Exercise — Drop every picture and give the entries back exactly.

Source material —
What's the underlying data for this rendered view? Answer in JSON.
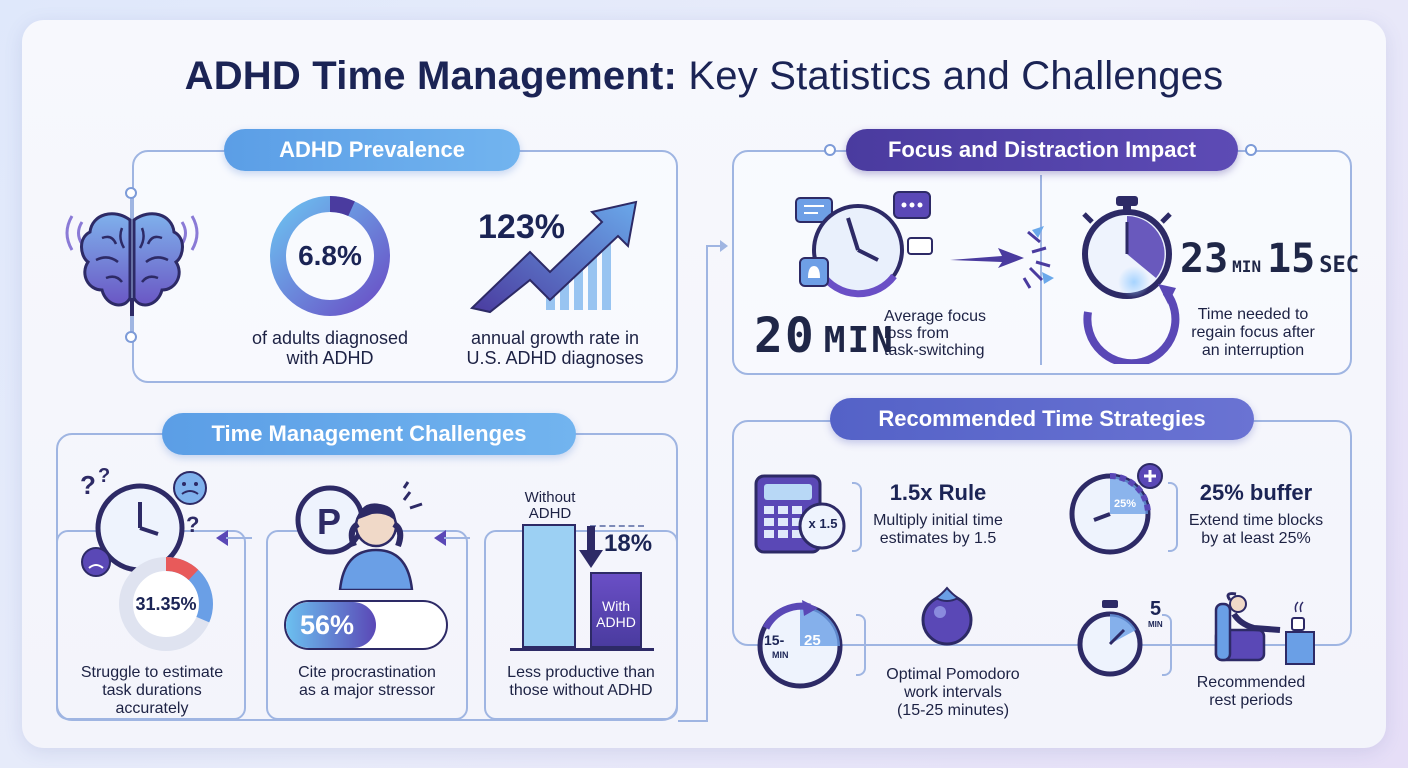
{
  "title": {
    "bold": "ADHD Time Management:",
    "light": "Key Statistics and Challenges"
  },
  "colors": {
    "primary": "#4a3b9f",
    "accent_blue": "#5b9ee6",
    "accent_red": "#e85a5a",
    "dark_text": "#1b2455"
  },
  "prevalence": {
    "heading": "ADHD Prevalence",
    "icon": "brain-icon",
    "stat1": {
      "value": "6.8%",
      "fraction": 0.068,
      "label_line1": "of adults diagnosed",
      "label_line2": "with ADHD"
    },
    "stat2": {
      "value": "123%",
      "label_line1": "annual growth rate in",
      "label_line2": "U.S. ADHD diagnoses",
      "icon": "growth-arrow-icon"
    }
  },
  "focus": {
    "heading": "Focus and Distraction Impact",
    "loss": {
      "number": "20",
      "unit": "MIN",
      "label_line1": "Average focus",
      "label_line2": "loss from",
      "label_line3": "task-switching",
      "icon": "distracted-clock-icon"
    },
    "regain": {
      "min_number": "23",
      "min_unit": "MIN",
      "sec_number": "15",
      "sec_unit": "SEC",
      "label_line1": "Time needed to",
      "label_line2": "regain focus after",
      "label_line3": "an interruption",
      "icon": "stopwatch-icon"
    }
  },
  "challenges": {
    "heading": "Time Management Challenges",
    "estimate": {
      "value": "31.35%",
      "fraction": 0.3135,
      "label_line1": "Struggle to estimate",
      "label_line2": "task durations",
      "label_line3": "accurately",
      "icon": "confused-clock-icon"
    },
    "procrastination": {
      "value": "56%",
      "fraction": 0.56,
      "label_line1": "Cite procrastination",
      "label_line2": "as a major stressor",
      "icon": "stressed-person-icon"
    },
    "productivity": {
      "without_line1": "Without",
      "without_line2": "ADHD",
      "with_line1": "With",
      "with_line2": "ADHD",
      "diff": "18%",
      "label_line1": "Less productive than",
      "label_line2": "those without ADHD"
    }
  },
  "strategies": {
    "heading": "Recommended Time Strategies",
    "rule": {
      "badge": "x 1.5",
      "title": "1.5x Rule",
      "label_line1": "Multiply initial time",
      "label_line2": "estimates by 1.5",
      "icon": "calculator-icon"
    },
    "buffer": {
      "badge": "25%",
      "title": "25% buffer",
      "label_line1": "Extend time blocks",
      "label_line2": "by at least 25%",
      "icon": "timer-plus-icon"
    },
    "pomodoro": {
      "timer_a": "15",
      "timer_unit": "MIN",
      "timer_b": "25",
      "label_line1": "Optimal Pomodoro",
      "label_line2": "work intervals",
      "label_line3": "(15-25 minutes)",
      "icon": "tomato-timer-icon"
    },
    "rest": {
      "number": "5",
      "unit": "MIN",
      "label_line1": "Recommended",
      "label_line2": "rest periods",
      "icon": "relaxing-person-icon"
    }
  }
}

Reply —
What's the underlying data for this rendered view? Answer in JSON.
{
  "title": {
    "bold": "ADHD Time Management:",
    "light": "Key Statistics and Challenges"
  },
  "colors": {
    "primary": "#4a3b9f",
    "accent_blue": "#5b9ee6",
    "accent_red": "#e85a5a",
    "dark_text": "#1b2455"
  },
  "prevalence": {
    "heading": "ADHD Prevalence",
    "icon": "brain-icon",
    "stat1": {
      "value": "6.8%",
      "fraction": 0.068,
      "label_line1": "of adults diagnosed",
      "label_line2": "with ADHD"
    },
    "stat2": {
      "value": "123%",
      "label_line1": "annual growth rate in",
      "label_line2": "U.S. ADHD diagnoses",
      "icon": "growth-arrow-icon"
    }
  },
  "focus": {
    "heading": "Focus and Distraction Impact",
    "loss": {
      "number": "20",
      "unit": "MIN",
      "label_line1": "Average focus",
      "label_line2": "loss from",
      "label_line3": "task-switching",
      "icon": "distracted-clock-icon"
    },
    "regain": {
      "min_number": "23",
      "min_unit": "MIN",
      "sec_number": "15",
      "sec_unit": "SEC",
      "label_line1": "Time needed to",
      "label_line2": "regain focus after",
      "label_line3": "an interruption",
      "icon": "stopwatch-icon"
    }
  },
  "challenges": {
    "heading": "Time Management Challenges",
    "estimate": {
      "value": "31.35%",
      "fraction": 0.3135,
      "label_line1": "Struggle to estimate",
      "label_line2": "task durations",
      "label_line3": "accurately",
      "icon": "confused-clock-icon"
    },
    "procrastination": {
      "value": "56%",
      "fraction": 0.56,
      "label_line1": "Cite procrastination",
      "label_line2": "as a major stressor",
      "icon": "stressed-person-icon"
    },
    "productivity": {
      "without_line1": "Without",
      "without_line2": "ADHD",
      "with_line1": "With",
      "with_line2": "ADHD",
      "diff": "18%",
      "label_line1": "Less productive than",
      "label_line2": "those without ADHD"
    }
  },
  "strategies": {
    "heading": "Recommended Time Strategies",
    "rule": {
      "badge": "x 1.5",
      "title": "1.5x Rule",
      "label_line1": "Multiply initial time",
      "label_line2": "estimates by 1.5",
      "icon": "calculator-icon"
    },
    "buffer": {
      "badge": "25%",
      "title": "25% buffer",
      "label_line1": "Extend time blocks",
      "label_line2": "by at least 25%",
      "icon": "timer-plus-icon"
    },
    "pomodoro": {
      "timer_a": "15",
      "timer_unit": "MIN",
      "timer_b": "25",
      "label_line1": "Optimal Pomodoro",
      "label_line2": "work intervals",
      "label_line3": "(15-25 minutes)",
      "icon": "tomato-timer-icon"
    },
    "rest": {
      "number": "5",
      "unit": "MIN",
      "label_line1": "Recommended",
      "label_line2": "rest periods",
      "icon": "relaxing-person-icon"
    }
  }
}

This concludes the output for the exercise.